- The input -
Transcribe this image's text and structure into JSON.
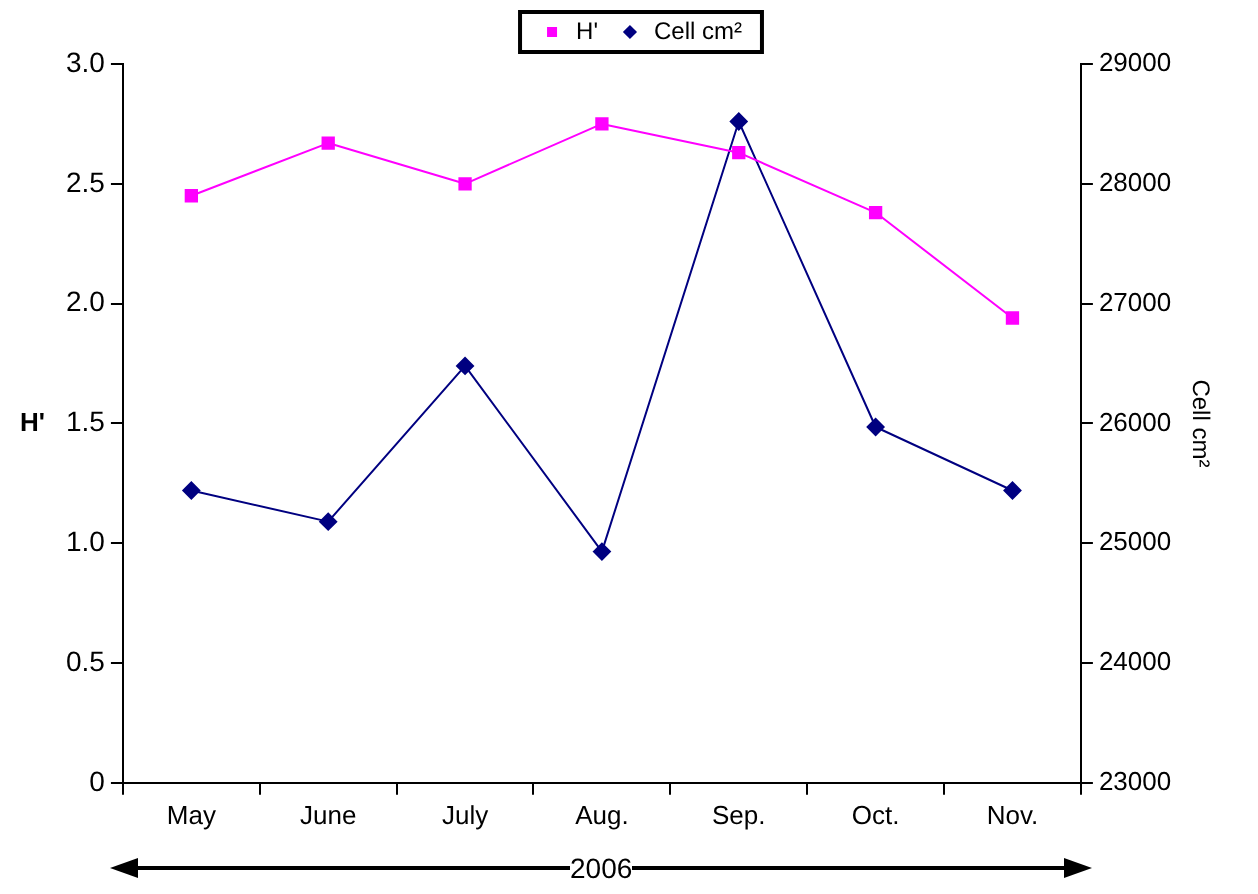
{
  "chart_data": {
    "type": "line",
    "categories": [
      "May",
      "June",
      "July",
      "Aug.",
      "Sep.",
      "Oct.",
      "Nov."
    ],
    "series": [
      {
        "name": "H'",
        "color": "#ff00ff",
        "marker": "square",
        "values": [
          2.45,
          2.67,
          2.5,
          2.75,
          2.63,
          2.38,
          1.94
        ]
      },
      {
        "name": "Cell cm²",
        "color": "#000080",
        "marker": "diamond",
        "axis": "y2",
        "values": [
          25440,
          25180,
          26480,
          24930,
          28520,
          25970,
          25440
        ]
      }
    ],
    "ylabel": "H'",
    "y2label": "Cell cm²",
    "ylim": [
      0,
      3
    ],
    "yticks": [
      0,
      {
        "value": 0.5,
        "label": "0.5"
      },
      {
        "value": 1,
        "label": "1.0"
      },
      {
        "value": 1.5,
        "label": "1.5"
      },
      {
        "value": 2,
        "label": "2.0"
      },
      {
        "value": 2.5,
        "label": "2.5"
      },
      {
        "value": 3,
        "label": "3.0"
      }
    ],
    "y2lim": [
      23000,
      29000
    ],
    "y2ticks": [
      23000,
      24000,
      25000,
      26000,
      27000,
      28000,
      29000
    ],
    "legend": "top",
    "annotations": [
      "2006"
    ]
  }
}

- Written problem -
Without including the pictures, reproduce all entries exactly.

- Exercise result -
Transcribe this image's text and structure into JSON.
{
  "chart_data": {
    "type": "line",
    "categories": [
      "May",
      "June",
      "July",
      "Aug.",
      "Sep.",
      "Oct.",
      "Nov."
    ],
    "series": [
      {
        "name": "H'",
        "color": "#ff00ff",
        "marker": "square",
        "values": [
          2.45,
          2.67,
          2.5,
          2.75,
          2.63,
          2.38,
          1.94
        ]
      },
      {
        "name": "Cell cm²",
        "color": "#000080",
        "marker": "diamond",
        "axis": "y2",
        "values": [
          25440,
          25180,
          26480,
          24930,
          28520,
          25970,
          25440
        ]
      }
    ],
    "ylabel": "H'",
    "y2label": "Cell cm²",
    "ylim": [
      0,
      3
    ],
    "yticks": [
      0,
      {
        "value": 0.5,
        "label": "0.5"
      },
      {
        "value": 1,
        "label": "1.0"
      },
      {
        "value": 1.5,
        "label": "1.5"
      },
      {
        "value": 2,
        "label": "2.0"
      },
      {
        "value": 2.5,
        "label": "2.5"
      },
      {
        "value": 3,
        "label": "3.0"
      }
    ],
    "y2lim": [
      23000,
      29000
    ],
    "y2ticks": [
      23000,
      24000,
      25000,
      26000,
      27000,
      28000,
      29000
    ],
    "legend": "top",
    "annotations": [
      "2006"
    ]
  }
}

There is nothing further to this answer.